- AIM OF THE TASK
Repeat the records below exactly as they appear.

•••••

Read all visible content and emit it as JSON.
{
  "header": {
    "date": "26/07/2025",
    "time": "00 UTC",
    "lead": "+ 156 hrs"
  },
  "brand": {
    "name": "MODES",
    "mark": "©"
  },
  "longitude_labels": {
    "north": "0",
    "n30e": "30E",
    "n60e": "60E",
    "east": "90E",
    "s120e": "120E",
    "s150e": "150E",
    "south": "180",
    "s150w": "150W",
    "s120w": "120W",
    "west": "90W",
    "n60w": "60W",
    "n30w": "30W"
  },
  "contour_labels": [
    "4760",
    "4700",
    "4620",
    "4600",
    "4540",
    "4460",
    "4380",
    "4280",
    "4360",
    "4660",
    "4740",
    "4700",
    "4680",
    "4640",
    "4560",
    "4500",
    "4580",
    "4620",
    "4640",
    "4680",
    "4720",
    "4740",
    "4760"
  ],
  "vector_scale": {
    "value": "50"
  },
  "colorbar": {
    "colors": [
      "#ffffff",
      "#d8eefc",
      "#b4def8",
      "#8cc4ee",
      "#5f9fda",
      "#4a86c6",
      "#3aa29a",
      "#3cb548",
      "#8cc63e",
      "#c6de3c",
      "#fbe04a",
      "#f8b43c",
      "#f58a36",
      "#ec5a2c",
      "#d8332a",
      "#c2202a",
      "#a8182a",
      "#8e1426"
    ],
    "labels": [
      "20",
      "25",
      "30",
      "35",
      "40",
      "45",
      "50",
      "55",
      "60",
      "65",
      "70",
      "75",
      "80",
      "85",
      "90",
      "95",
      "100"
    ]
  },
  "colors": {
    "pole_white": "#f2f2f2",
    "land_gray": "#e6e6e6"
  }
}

•••••

- EXERCISE ANSWER
Read all visible content and emit it as JSON.
{
  "header": {
    "date": "26/07/2025",
    "time": "00 UTC",
    "lead": "+ 156 hrs"
  },
  "brand": {
    "name": "MODES",
    "mark": "©"
  },
  "longitude_labels": {
    "north": "0",
    "n30e": "30E",
    "n60e": "60E",
    "east": "90E",
    "s120e": "120E",
    "s150e": "150E",
    "south": "180",
    "s150w": "150W",
    "s120w": "120W",
    "west": "90W",
    "n60w": "60W",
    "n30w": "30W"
  },
  "contour_labels": [
    "4760",
    "4700",
    "4620",
    "4600",
    "4540",
    "4460",
    "4380",
    "4280",
    "4360",
    "4660",
    "4740",
    "4700",
    "4680",
    "4640",
    "4560",
    "4500",
    "4580",
    "4620",
    "4640",
    "4680",
    "4720",
    "4740",
    "4760"
  ],
  "vector_scale": {
    "value": "50"
  },
  "colorbar": {
    "colors": [
      "#ffffff",
      "#d8eefc",
      "#b4def8",
      "#8cc4ee",
      "#5f9fda",
      "#4a86c6",
      "#3aa29a",
      "#3cb548",
      "#8cc63e",
      "#c6de3c",
      "#fbe04a",
      "#f8b43c",
      "#f58a36",
      "#ec5a2c",
      "#d8332a",
      "#c2202a",
      "#a8182a",
      "#8e1426"
    ],
    "labels": [
      "20",
      "25",
      "30",
      "35",
      "40",
      "45",
      "50",
      "55",
      "60",
      "65",
      "70",
      "75",
      "80",
      "85",
      "90",
      "95",
      "100"
    ]
  },
  "colors": {
    "pole_white": "#f2f2f2",
    "land_gray": "#e6e6e6"
  }
}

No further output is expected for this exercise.